Description of the task - Without the pictures, write out all the lines below exactly as they appear.

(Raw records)
● ● ● ● ●

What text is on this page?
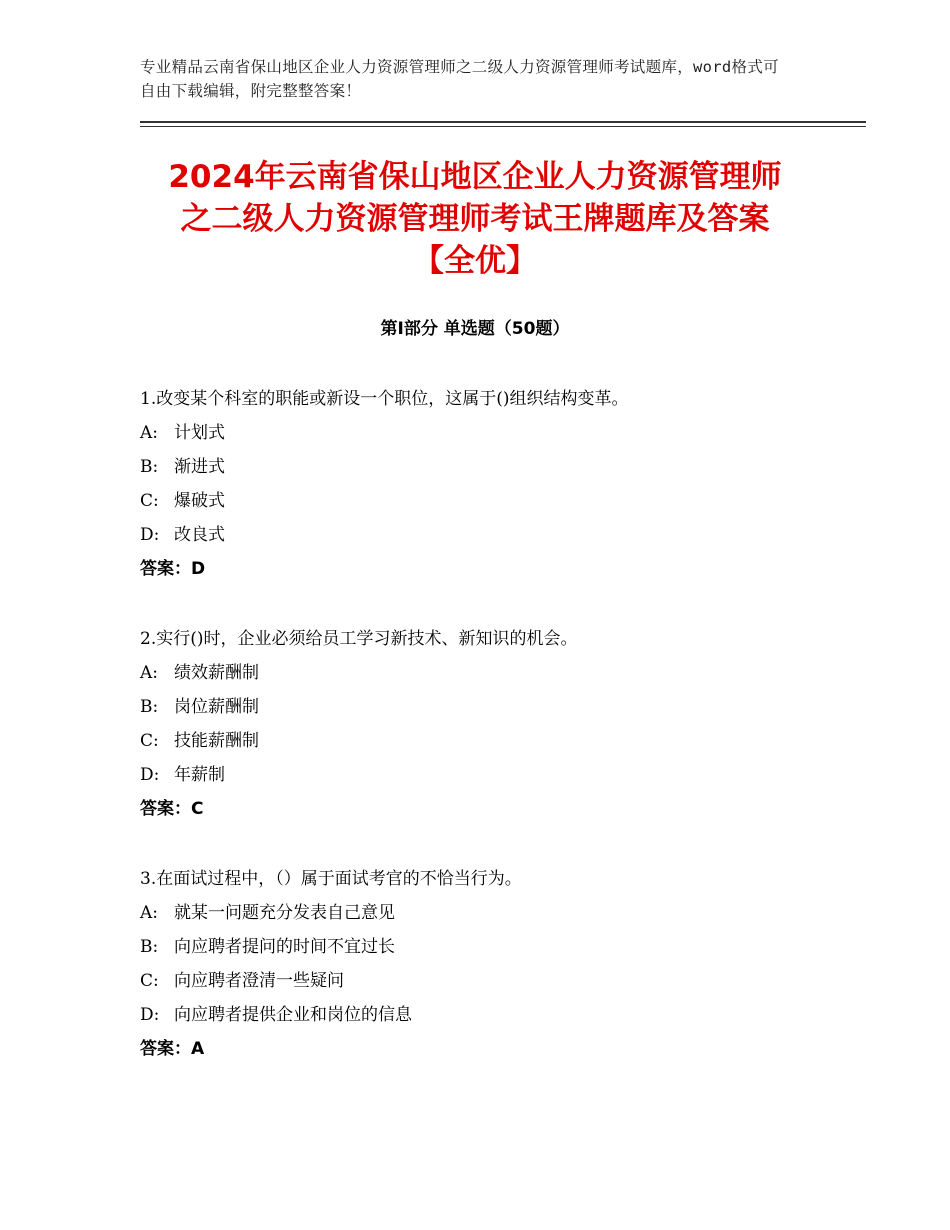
专业精品云南省保山地区企业人力资源管理师之二级人力资源管理师考试题库，word格式可自由下载编辑，附完整整答案！
2024年云南省保山地区企业人力资源管理师
之二级人力资源管理师考试王牌题库及答案
【全优】
第Ⅰ部分 单选题（50题）
1.改变某个科室的职能或新设一个职位，这属于()组织结构变革。
A: 计划式
B: 渐进式
C: 爆破式
D: 改良式
答案：D
2.实行()时，企业必须给员工学习新技术、新知识的机会。
A: 绩效薪酬制
B: 岗位薪酬制
C: 技能薪酬制
D: 年薪制
答案：C
3.在面试过程中，（）属于面试考官的不恰当行为。
A: 就某一问题充分发表自己意见
B: 向应聘者提问的时间不宜过长
C: 向应聘者澄清一些疑问
D: 向应聘者提供企业和岗位的信息
答案：A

● ● ● ● ●

Complete response -
What text is on this page?
专业精品云南省保山地区企业人力资源管理师之二级人力资源管理师考试题库，word格式可自由下载编辑，附完整整答案！
2024年云南省保山地区企业人力资源管理师
之二级人力资源管理师考试王牌题库及答案
【全优】
第Ⅰ部分 单选题（50题）
1.改变某个科室的职能或新设一个职位，这属于()组织结构变革。
A: 计划式
B: 渐进式
C: 爆破式
D: 改良式
答案：D
2.实行()时，企业必须给员工学习新技术、新知识的机会。
A: 绩效薪酬制
B: 岗位薪酬制
C: 技能薪酬制
D: 年薪制
答案：C
3.在面试过程中，（）属于面试考官的不恰当行为。
A: 就某一问题充分发表自己意见
B: 向应聘者提问的时间不宜过长
C: 向应聘者澄清一些疑问
D: 向应聘者提供企业和岗位的信息
答案：A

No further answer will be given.